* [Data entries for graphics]
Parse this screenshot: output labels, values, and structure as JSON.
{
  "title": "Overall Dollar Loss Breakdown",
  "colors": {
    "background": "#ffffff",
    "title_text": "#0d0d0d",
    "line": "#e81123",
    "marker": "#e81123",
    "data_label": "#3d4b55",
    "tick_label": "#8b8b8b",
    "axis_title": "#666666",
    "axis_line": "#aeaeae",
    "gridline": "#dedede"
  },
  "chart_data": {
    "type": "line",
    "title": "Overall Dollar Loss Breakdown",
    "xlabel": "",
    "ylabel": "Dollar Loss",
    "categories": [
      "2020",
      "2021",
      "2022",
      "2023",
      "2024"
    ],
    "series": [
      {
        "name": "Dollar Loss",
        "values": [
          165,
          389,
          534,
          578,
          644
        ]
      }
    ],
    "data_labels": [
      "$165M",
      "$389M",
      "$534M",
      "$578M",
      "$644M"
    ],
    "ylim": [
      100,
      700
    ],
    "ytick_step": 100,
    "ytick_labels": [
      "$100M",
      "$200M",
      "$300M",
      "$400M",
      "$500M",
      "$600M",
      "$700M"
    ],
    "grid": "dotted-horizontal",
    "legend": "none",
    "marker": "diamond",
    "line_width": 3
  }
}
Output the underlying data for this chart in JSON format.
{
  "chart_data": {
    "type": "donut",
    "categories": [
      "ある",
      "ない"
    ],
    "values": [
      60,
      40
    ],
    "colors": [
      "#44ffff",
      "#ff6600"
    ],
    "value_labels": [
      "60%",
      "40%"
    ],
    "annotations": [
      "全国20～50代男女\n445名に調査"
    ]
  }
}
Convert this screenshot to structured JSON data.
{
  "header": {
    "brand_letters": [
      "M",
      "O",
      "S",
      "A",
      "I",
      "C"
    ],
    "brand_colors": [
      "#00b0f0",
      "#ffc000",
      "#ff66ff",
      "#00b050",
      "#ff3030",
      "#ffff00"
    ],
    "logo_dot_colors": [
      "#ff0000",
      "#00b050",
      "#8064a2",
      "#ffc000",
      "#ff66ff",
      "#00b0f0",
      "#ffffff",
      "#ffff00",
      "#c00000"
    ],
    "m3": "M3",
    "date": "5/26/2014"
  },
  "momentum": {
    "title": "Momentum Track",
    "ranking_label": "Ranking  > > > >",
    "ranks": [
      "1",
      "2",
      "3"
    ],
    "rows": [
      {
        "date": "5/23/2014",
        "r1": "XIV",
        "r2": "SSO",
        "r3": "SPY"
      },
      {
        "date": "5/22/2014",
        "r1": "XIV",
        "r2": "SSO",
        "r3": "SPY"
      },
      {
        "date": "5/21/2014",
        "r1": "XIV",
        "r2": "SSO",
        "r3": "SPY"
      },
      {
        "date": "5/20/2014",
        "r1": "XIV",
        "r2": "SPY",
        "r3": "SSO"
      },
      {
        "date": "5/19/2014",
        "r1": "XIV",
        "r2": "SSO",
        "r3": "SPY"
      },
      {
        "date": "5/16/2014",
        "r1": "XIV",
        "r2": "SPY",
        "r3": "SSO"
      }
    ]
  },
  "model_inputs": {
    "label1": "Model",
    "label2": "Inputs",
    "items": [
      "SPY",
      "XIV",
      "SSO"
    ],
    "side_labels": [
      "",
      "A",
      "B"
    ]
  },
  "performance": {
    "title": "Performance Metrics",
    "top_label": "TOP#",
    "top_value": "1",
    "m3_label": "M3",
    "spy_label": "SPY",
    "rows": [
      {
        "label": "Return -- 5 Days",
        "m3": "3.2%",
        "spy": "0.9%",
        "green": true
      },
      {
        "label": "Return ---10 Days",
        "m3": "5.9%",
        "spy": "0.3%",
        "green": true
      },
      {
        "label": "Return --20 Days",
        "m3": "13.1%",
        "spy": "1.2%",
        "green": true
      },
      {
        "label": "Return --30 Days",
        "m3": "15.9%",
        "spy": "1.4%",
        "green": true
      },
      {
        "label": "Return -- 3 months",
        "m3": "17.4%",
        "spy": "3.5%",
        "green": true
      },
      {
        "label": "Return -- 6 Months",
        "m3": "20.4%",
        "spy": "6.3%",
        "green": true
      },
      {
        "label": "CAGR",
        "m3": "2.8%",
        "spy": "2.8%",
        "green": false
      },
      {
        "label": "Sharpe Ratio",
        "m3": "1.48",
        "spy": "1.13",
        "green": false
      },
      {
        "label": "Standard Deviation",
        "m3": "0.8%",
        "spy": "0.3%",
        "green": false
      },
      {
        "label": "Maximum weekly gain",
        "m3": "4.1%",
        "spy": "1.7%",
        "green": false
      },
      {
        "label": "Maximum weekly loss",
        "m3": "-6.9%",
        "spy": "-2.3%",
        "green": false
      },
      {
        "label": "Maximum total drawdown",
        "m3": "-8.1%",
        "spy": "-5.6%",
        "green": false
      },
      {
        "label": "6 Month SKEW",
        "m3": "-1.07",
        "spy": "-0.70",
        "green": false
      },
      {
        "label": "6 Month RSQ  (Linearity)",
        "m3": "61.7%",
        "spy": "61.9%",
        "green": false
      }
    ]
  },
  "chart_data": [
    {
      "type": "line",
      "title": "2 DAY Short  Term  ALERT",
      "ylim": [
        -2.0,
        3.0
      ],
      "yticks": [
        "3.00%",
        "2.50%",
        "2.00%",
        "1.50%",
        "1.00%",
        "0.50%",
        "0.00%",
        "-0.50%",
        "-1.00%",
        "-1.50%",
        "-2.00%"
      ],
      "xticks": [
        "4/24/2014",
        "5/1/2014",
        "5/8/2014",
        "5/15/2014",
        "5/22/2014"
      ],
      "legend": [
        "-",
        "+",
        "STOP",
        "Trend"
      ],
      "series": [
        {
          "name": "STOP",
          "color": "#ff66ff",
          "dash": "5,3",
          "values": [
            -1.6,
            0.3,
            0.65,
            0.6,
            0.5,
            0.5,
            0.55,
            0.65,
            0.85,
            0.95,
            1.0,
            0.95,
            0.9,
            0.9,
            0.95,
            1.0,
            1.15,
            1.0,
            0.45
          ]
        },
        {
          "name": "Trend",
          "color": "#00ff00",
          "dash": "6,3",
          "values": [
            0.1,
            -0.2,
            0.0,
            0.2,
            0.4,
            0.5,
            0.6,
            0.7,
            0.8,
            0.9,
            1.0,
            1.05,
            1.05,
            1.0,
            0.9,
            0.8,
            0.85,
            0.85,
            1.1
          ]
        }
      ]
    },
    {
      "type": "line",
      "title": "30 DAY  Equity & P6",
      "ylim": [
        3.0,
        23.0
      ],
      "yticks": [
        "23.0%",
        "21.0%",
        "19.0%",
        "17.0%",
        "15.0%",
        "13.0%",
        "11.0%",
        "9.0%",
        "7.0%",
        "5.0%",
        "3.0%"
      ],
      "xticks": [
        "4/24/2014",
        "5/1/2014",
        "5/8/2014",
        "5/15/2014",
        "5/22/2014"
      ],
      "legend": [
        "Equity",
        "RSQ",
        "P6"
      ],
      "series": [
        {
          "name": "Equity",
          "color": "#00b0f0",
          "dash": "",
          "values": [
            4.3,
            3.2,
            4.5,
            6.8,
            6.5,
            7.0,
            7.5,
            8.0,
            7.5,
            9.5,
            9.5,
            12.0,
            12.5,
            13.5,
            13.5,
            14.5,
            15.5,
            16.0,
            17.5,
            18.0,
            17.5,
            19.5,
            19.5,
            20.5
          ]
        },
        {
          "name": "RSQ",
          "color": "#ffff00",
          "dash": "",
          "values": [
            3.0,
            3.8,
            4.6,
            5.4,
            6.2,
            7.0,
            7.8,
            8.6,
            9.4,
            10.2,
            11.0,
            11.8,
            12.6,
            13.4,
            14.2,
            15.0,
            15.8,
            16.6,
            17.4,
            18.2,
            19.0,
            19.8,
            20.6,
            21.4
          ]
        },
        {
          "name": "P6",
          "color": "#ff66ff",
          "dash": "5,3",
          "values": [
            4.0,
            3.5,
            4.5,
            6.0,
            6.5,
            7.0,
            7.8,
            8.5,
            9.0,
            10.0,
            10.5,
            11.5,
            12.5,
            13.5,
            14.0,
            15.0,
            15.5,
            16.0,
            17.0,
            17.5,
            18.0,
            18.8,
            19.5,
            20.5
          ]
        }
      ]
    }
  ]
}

* [EXERCISE DESCRIPTION]
Ascertain the number of lines in the entries that include the word "weekly", and report only that number.

* [TASK ANSWER]
2